Give the records again from the line containing "901, 177, 927]" through the line containing "1130, 656, 1160]", swapping "signal-bars-icon" for "signal-strength-icon" and leaving everything else unchanged.

[start EXCERPTED DATA]

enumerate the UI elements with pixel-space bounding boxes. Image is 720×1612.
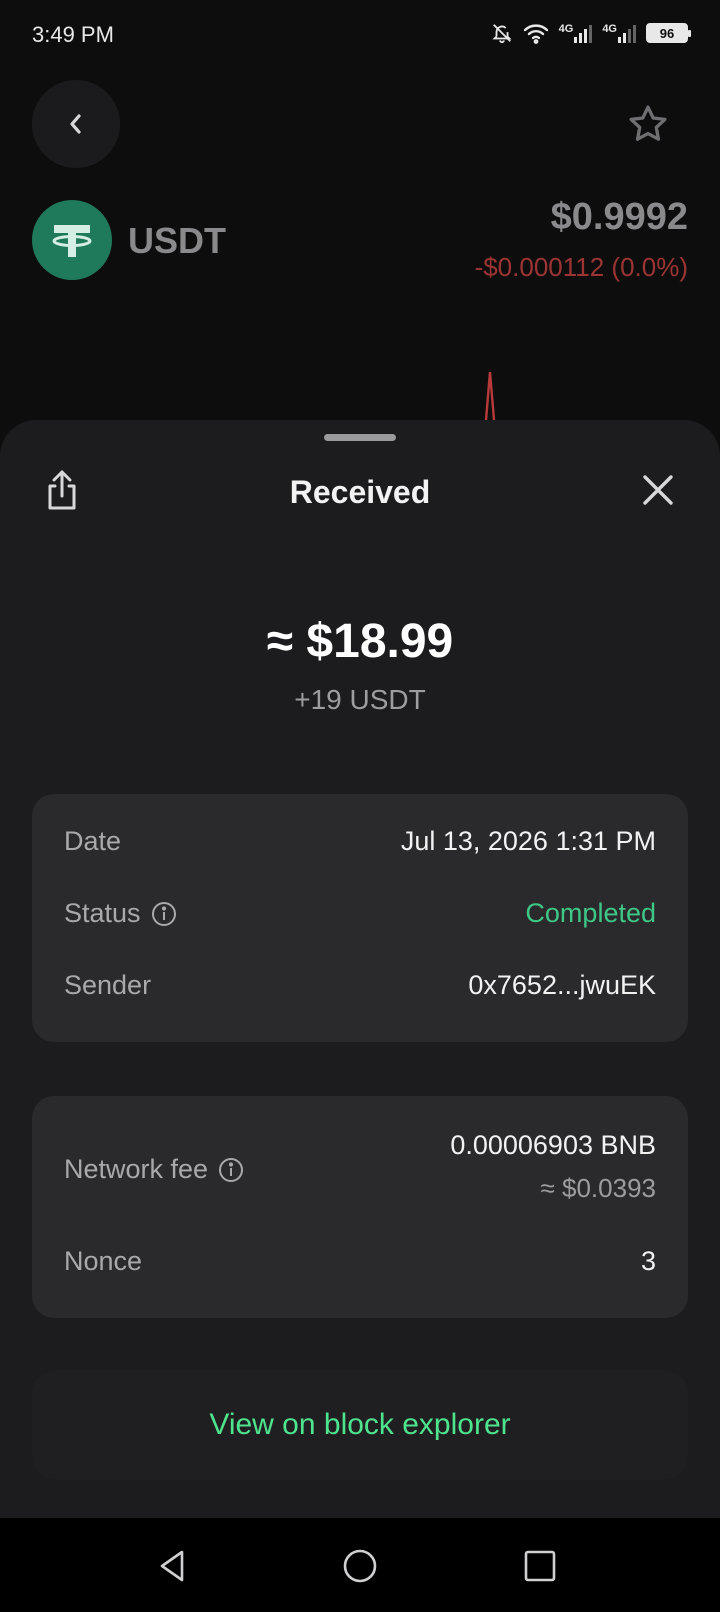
info-icon[interactable]	[151, 901, 177, 927]
network-fee-usd: ≈ $0.0393	[540, 1173, 656, 1203]
status-bar: 3:49 PM 4G 4G 96	[0, 0, 720, 72]
favorite-button[interactable]	[626, 102, 670, 146]
sender-label: Sender	[64, 970, 152, 1000]
fee-card: Network fee 0.00006903 BNB ≈ $0.0393 Non…	[32, 1096, 688, 1318]
nonce-value: 3	[640, 1246, 656, 1276]
back-nav-icon[interactable]	[152, 1546, 192, 1586]
nonce-label: Nonce	[64, 1246, 143, 1276]
network-fee-label-group: Network fee	[64, 1154, 244, 1185]
status-icons: 4G 4G 96	[491, 22, 691, 44]
status-time: 3:49 PM	[32, 22, 114, 47]
signal-bars-icon	[618, 23, 636, 43]
network-fee-label: Network fee	[64, 1154, 209, 1184]
system-navigation-bar	[0, 1518, 720, 1612]
details-card: Date Jul 13, 2026 1:31 PM Status Complet…	[32, 794, 688, 1042]
coin-name: USDT	[128, 220, 226, 261]
network-fee-value: 0.00006903 BNB	[450, 1130, 656, 1160]
amount-usd: ≈ $18.99	[266, 615, 454, 668]
date-label: Date	[64, 826, 122, 856]
price-chart-line	[484, 372, 496, 421]
network-type-2: 4G	[602, 23, 617, 35]
signal-1: 4G	[559, 23, 593, 43]
chevron-left-icon	[70, 114, 81, 134]
nonce-row: Nonce 3	[64, 1246, 656, 1277]
status-label: Status	[64, 898, 141, 928]
coin-price: $0.9992	[550, 196, 688, 238]
wifi-icon	[523, 24, 548, 44]
battery-icon: 96	[646, 23, 691, 43]
transaction-details-sheet: Received ≈ $18.99 +19 USDT Date Jul 13, …	[0, 420, 720, 1518]
star-icon	[629, 105, 667, 141]
status-value: Completed	[525, 898, 656, 928]
recents-nav-icon[interactable]	[520, 1546, 560, 1586]
sheet-drag-handle[interactable]	[324, 434, 396, 441]
usdt-logo-icon	[32, 200, 112, 280]
coin-price-change: -$0.000112 (0.0%)	[474, 252, 688, 282]
back-button[interactable]	[32, 80, 120, 168]
date-row: Date Jul 13, 2026 1:31 PM	[64, 826, 656, 857]
sender-row: Sender 0x7652...jwuEK	[64, 970, 656, 1001]
status-label-group: Status	[64, 898, 177, 929]
sender-address[interactable]: 0x7652...jwuEK	[468, 970, 656, 1001]
signal-bars-icon	[574, 23, 593, 43]
amount-token: +19 USDT	[294, 684, 426, 715]
tether-icon	[52, 225, 92, 257]
close-icon	[643, 475, 673, 505]
network-fee-values: 0.00006903 BNB ≈ $0.0393	[450, 1130, 656, 1204]
status-row: Status Completed	[64, 898, 656, 929]
sheet-title: Received	[289, 474, 431, 510]
network-fee-row: Network fee 0.00006903 BNB ≈ $0.0393	[64, 1130, 656, 1204]
home-nav-icon[interactable]	[340, 1546, 380, 1586]
view-on-explorer-button[interactable]: View on block explorer	[32, 1370, 688, 1480]
close-button[interactable]	[640, 472, 676, 508]
info-icon[interactable]	[218, 1157, 244, 1183]
date-value: Jul 13, 2026 1:31 PM	[400, 826, 656, 856]
notifications-muted-icon	[492, 24, 512, 44]
network-type-1: 4G	[558, 23, 574, 35]
view-on-explorer-label: View on block explorer	[209, 1408, 511, 1441]
signal-2: 4G	[602, 23, 636, 43]
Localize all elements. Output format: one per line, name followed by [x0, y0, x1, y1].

[end EXCERPTED DATA]

EXERCISE OUTPUT —
info-icon[interactable]	[151, 901, 177, 927]
network-fee-usd: ≈ $0.0393	[540, 1173, 656, 1203]
status-bar: 3:49 PM 4G 4G 96	[0, 0, 720, 72]
favorite-button[interactable]	[626, 102, 670, 146]
sender-label: Sender	[64, 970, 152, 1000]
fee-card: Network fee 0.00006903 BNB ≈ $0.0393 Non…	[32, 1096, 688, 1318]
nonce-value: 3	[640, 1246, 656, 1276]
back-nav-icon[interactable]	[152, 1546, 192, 1586]
nonce-label: Nonce	[64, 1246, 143, 1276]
network-fee-label-group: Network fee	[64, 1154, 244, 1185]
status-icons: 4G 4G 96	[491, 22, 691, 44]
status-time: 3:49 PM	[32, 22, 114, 47]
signal-strength-icon	[618, 23, 636, 43]
network-fee-label: Network fee	[64, 1154, 209, 1184]
system-navigation-bar	[0, 1518, 720, 1612]
details-card: Date Jul 13, 2026 1:31 PM Status Complet…	[32, 794, 688, 1042]
coin-name: USDT	[128, 220, 226, 261]
network-fee-value: 0.00006903 BNB	[450, 1130, 656, 1160]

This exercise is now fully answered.